• REQUIRED TASK
Copy out all lines that carry the word "jollyfree".

• TASK MATERIAL
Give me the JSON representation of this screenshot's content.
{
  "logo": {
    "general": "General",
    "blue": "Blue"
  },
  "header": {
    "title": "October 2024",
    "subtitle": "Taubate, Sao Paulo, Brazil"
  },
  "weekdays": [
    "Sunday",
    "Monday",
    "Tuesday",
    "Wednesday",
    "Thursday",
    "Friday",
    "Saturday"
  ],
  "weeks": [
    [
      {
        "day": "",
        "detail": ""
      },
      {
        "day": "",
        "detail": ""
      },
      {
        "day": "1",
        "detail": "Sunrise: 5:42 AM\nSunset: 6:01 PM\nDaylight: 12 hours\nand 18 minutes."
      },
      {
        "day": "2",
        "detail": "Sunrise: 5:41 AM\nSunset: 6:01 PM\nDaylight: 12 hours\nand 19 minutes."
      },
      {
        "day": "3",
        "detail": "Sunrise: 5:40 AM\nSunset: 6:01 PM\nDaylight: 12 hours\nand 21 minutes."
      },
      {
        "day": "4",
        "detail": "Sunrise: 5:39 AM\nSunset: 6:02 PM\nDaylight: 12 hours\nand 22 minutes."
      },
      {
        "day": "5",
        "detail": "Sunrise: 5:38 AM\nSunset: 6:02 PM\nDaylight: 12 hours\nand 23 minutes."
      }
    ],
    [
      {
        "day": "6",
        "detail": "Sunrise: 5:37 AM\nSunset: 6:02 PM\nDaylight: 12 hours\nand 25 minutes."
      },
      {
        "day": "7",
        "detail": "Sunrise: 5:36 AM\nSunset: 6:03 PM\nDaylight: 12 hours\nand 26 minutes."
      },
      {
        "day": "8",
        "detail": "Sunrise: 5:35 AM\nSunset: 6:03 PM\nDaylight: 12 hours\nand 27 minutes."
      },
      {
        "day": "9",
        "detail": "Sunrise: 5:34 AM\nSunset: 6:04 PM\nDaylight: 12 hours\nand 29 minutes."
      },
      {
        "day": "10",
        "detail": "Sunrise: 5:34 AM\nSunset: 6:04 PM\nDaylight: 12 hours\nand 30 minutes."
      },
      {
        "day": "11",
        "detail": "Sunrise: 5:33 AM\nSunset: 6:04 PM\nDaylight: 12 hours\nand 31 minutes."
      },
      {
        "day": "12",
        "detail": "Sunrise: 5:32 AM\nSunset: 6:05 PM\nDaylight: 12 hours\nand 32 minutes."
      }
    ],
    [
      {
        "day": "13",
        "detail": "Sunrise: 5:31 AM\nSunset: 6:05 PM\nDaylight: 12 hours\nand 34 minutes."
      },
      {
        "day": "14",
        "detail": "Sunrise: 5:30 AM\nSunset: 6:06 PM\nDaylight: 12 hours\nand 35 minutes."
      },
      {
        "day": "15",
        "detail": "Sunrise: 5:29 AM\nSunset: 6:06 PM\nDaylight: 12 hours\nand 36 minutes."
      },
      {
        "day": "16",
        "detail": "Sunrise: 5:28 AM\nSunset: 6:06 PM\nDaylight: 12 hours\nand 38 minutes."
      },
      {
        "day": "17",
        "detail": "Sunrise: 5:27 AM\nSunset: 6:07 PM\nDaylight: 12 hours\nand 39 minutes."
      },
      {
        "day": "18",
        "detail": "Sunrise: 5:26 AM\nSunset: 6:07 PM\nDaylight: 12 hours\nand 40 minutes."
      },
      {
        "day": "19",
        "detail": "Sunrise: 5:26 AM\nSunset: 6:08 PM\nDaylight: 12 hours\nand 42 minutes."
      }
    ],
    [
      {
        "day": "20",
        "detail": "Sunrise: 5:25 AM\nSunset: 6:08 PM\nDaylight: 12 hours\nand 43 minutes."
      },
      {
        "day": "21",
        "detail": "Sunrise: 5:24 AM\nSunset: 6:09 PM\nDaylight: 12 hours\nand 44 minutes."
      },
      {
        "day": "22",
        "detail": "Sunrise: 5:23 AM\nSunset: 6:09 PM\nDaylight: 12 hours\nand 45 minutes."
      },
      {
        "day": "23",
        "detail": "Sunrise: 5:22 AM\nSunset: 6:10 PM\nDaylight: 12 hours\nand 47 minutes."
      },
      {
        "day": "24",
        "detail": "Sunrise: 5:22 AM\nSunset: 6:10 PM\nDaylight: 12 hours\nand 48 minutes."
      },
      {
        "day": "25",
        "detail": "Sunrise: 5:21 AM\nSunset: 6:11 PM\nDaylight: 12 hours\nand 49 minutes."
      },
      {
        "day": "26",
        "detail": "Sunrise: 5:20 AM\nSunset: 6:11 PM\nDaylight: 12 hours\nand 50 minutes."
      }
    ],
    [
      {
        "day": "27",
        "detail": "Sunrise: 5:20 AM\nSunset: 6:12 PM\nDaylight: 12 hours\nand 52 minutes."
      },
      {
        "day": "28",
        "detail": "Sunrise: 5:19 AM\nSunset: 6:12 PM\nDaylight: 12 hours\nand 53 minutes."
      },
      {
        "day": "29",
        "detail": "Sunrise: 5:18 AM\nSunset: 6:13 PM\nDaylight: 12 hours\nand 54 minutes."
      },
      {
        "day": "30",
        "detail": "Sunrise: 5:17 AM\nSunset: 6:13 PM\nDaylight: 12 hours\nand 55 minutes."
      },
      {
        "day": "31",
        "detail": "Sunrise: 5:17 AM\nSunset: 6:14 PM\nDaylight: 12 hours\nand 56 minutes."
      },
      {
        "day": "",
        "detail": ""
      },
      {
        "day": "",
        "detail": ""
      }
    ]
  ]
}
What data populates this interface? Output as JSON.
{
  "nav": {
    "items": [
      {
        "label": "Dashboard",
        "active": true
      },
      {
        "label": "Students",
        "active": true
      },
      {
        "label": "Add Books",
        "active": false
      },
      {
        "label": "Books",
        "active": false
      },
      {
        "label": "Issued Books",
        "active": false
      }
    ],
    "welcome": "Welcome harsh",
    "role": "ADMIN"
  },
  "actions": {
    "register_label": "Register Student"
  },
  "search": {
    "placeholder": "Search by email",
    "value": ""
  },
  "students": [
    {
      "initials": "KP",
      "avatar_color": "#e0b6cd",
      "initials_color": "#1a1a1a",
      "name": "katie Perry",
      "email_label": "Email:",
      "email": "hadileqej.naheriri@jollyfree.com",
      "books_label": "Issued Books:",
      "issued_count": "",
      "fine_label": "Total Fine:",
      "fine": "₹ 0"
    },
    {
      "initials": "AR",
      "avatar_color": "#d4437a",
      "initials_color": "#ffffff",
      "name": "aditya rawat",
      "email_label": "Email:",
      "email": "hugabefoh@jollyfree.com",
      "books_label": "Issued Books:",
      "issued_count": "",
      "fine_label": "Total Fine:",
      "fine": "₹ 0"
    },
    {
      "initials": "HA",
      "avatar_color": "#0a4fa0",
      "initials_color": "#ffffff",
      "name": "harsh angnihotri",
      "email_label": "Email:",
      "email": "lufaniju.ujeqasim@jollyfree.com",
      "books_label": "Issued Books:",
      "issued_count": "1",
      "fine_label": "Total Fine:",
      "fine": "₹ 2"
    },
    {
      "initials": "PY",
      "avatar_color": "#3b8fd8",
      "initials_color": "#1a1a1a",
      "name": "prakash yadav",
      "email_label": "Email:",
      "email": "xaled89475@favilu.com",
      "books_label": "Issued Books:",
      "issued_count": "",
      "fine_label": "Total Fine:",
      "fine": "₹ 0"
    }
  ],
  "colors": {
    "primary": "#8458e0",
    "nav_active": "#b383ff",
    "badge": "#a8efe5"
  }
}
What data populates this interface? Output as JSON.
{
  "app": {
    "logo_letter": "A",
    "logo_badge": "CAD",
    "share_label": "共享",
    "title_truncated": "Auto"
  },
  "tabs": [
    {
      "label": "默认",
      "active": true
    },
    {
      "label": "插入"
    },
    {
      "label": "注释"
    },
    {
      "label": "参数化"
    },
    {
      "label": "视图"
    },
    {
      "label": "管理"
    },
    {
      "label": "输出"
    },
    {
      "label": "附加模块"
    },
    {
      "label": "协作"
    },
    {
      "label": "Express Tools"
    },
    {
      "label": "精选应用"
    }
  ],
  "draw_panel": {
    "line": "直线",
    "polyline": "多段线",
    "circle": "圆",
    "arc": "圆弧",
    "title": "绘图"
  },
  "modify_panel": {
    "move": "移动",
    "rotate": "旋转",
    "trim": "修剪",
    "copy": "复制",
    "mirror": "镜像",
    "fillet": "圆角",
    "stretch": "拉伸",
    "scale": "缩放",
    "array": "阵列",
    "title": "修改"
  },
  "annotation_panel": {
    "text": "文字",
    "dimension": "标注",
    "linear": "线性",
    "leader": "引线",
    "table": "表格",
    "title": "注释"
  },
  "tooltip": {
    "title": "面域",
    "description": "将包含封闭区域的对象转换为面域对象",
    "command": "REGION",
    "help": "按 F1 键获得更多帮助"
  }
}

• RESULT FOR THIS EXERCISE
      "email": "hadileqej.naheriri@jollyfree.com",
      "email": "hugabefoh@jollyfree.com",
      "email": "lufaniju.ujeqasim@jollyfree.com",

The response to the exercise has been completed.